WHAT TO PRODUCE: Wherever a line holds the word "information", copy that line out.

################

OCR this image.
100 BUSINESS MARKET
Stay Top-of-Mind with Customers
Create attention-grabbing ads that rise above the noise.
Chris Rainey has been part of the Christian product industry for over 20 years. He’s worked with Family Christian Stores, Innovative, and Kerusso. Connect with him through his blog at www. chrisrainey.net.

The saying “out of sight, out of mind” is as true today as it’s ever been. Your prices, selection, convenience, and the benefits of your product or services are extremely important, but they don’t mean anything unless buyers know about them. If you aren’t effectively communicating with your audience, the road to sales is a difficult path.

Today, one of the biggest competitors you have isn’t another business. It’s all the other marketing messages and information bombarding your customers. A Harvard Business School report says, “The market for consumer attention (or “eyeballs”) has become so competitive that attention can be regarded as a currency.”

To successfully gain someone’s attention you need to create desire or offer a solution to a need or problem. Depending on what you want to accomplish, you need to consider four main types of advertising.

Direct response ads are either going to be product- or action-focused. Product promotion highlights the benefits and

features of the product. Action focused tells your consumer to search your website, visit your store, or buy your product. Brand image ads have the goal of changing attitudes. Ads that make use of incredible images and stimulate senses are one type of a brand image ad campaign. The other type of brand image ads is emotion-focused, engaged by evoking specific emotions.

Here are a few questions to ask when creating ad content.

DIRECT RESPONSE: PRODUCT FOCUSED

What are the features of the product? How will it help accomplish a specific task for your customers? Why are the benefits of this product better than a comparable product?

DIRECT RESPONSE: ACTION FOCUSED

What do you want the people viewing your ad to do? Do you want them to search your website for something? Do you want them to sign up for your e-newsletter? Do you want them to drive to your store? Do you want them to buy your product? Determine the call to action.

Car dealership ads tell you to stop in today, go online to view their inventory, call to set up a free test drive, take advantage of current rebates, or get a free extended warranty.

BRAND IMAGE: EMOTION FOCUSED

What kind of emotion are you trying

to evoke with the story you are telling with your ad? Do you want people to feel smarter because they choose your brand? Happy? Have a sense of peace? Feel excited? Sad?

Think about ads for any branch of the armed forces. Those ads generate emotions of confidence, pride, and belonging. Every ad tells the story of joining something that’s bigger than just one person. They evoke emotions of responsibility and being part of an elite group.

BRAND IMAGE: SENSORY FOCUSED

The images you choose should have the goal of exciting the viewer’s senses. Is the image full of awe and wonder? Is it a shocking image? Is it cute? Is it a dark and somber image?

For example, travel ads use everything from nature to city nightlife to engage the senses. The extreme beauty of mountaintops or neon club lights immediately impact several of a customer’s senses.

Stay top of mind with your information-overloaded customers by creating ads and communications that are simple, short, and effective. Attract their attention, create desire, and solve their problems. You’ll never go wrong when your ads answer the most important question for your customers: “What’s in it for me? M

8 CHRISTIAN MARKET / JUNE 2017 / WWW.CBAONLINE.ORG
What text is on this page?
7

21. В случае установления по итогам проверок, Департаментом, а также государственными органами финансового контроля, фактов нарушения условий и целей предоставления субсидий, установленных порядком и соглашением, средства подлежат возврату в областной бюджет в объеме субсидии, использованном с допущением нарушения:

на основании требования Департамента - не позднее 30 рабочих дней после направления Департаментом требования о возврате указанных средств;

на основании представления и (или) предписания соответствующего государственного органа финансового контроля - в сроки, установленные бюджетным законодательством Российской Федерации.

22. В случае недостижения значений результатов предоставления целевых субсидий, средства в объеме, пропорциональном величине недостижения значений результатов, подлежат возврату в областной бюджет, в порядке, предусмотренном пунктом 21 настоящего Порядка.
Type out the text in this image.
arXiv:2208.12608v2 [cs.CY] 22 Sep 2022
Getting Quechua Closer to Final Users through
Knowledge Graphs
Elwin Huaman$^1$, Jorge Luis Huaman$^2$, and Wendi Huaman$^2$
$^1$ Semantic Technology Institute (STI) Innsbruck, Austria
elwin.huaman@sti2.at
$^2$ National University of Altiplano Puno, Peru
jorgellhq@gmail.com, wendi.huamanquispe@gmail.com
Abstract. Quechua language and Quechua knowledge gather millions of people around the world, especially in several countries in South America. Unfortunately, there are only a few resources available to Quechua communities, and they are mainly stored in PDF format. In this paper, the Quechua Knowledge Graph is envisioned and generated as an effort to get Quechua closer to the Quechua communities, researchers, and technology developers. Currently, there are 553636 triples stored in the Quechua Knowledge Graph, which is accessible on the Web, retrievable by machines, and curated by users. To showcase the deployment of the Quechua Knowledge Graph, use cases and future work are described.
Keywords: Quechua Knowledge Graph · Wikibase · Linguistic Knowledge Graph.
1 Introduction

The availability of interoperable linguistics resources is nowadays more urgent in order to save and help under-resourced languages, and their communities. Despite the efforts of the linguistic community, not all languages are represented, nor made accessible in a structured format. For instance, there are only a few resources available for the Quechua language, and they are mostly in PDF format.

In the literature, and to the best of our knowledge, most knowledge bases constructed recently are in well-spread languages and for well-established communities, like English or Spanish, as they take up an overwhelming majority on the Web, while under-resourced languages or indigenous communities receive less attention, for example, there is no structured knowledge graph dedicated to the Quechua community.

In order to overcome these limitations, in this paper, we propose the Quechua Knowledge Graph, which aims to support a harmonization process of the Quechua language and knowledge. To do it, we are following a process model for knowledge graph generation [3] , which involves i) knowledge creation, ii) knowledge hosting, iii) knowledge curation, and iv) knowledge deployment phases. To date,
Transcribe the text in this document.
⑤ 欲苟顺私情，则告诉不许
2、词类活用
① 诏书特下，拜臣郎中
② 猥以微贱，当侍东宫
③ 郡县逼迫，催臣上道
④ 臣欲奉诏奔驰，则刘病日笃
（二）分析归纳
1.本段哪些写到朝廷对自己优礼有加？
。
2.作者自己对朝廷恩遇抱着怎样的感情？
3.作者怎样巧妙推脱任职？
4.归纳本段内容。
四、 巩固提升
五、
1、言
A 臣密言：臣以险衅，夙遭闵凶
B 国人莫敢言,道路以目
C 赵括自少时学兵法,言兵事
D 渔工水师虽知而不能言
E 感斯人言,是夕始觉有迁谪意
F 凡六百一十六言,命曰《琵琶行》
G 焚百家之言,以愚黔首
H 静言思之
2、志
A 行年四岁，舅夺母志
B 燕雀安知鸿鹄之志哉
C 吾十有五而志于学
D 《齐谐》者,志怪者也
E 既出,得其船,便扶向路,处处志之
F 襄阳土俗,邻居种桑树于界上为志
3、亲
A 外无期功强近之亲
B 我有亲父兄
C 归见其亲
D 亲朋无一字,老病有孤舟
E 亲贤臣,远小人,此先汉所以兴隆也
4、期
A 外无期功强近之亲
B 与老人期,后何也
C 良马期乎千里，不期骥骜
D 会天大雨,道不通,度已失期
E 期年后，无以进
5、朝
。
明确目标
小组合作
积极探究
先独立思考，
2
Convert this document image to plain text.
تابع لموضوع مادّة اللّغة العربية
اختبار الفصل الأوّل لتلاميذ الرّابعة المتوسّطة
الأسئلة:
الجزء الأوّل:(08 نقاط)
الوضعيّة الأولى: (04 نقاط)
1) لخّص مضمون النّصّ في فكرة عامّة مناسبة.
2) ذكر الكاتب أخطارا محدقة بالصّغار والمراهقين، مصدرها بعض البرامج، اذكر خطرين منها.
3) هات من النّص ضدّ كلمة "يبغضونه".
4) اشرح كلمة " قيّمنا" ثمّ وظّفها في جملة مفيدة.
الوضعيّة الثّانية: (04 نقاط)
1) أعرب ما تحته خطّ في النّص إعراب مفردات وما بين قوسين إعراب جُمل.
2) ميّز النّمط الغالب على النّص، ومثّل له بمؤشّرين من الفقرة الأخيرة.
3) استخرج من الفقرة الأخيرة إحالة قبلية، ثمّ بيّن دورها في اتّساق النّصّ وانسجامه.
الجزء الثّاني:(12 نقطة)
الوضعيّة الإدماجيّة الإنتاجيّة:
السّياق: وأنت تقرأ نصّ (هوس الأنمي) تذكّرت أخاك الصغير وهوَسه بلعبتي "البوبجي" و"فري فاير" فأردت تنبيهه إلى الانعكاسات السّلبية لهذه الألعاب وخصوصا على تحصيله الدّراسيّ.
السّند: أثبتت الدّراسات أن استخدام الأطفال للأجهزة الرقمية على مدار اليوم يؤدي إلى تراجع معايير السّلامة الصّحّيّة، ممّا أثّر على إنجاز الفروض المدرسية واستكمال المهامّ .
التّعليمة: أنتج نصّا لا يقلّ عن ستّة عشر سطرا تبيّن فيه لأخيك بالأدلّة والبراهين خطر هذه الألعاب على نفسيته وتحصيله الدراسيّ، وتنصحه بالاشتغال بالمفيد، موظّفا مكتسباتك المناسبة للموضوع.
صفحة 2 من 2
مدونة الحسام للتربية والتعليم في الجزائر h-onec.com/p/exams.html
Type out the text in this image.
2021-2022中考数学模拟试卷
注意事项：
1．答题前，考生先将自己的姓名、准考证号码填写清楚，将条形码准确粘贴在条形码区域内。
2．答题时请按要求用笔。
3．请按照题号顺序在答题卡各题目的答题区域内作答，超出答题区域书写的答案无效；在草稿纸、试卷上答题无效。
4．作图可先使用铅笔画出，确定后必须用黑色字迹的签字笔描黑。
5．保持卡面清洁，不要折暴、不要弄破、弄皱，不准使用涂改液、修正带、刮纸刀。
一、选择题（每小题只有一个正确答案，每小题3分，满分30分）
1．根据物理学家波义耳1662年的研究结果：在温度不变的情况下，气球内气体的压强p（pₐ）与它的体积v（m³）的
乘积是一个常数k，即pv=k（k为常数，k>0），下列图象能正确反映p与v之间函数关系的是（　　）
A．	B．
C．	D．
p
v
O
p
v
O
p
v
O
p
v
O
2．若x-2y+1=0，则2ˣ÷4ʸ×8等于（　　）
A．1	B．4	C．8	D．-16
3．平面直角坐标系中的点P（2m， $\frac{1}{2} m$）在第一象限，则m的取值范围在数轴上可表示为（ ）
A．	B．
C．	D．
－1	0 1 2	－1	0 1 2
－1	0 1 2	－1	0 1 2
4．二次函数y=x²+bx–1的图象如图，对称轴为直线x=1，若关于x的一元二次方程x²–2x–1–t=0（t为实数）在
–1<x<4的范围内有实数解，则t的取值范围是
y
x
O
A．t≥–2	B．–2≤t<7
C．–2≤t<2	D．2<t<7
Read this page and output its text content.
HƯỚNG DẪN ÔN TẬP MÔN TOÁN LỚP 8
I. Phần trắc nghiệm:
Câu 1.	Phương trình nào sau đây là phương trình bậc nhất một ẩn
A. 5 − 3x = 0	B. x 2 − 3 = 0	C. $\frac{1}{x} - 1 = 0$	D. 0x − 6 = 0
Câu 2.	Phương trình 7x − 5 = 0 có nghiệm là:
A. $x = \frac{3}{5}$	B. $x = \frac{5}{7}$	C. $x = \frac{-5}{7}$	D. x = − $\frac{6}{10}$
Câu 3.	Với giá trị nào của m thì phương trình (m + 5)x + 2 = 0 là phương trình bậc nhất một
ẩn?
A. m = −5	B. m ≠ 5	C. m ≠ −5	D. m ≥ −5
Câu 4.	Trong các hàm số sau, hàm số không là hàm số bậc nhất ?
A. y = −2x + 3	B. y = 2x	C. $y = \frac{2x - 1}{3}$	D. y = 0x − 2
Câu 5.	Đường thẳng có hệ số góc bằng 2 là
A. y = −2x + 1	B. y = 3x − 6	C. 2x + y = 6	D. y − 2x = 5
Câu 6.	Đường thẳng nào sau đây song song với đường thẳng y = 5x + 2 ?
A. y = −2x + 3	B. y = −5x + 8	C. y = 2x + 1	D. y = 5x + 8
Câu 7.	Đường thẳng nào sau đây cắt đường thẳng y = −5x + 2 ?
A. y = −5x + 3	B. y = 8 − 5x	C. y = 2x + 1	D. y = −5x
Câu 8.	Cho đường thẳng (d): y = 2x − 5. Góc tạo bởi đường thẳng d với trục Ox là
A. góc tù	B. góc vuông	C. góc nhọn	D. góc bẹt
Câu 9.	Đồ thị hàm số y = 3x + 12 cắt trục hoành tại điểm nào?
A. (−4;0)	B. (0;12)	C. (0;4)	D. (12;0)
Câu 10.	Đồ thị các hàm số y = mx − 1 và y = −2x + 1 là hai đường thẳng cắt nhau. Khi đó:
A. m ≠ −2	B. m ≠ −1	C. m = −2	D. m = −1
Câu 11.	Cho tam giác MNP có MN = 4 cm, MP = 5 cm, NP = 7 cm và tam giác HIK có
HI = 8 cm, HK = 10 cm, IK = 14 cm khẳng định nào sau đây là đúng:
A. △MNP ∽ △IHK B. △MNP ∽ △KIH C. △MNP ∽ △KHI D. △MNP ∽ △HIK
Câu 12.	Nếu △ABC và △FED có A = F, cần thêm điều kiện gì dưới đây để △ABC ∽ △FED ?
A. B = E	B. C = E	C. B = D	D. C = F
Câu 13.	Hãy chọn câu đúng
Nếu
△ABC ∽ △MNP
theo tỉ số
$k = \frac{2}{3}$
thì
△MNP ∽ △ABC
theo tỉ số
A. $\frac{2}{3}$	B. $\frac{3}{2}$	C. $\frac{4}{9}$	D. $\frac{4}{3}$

################

RESULT OF THIS EXERCISE:
Today, one of the biggest competitors you have isn’t another business. It’s all the other marketing messages and information bombarding your customers. A Harvard Business School report says, “The market for consumer attention (or “eyeballs”) has become so competitive that attention can be regarded as a currency.”
Stay top of mind with your information-overloaded customers by creating ads and communications that are simple, short, and effective. Attract their attention, create desire, and solve their problems. You’ll never go wrong when your ads answer the most important question for your customers: “What’s in it for me? M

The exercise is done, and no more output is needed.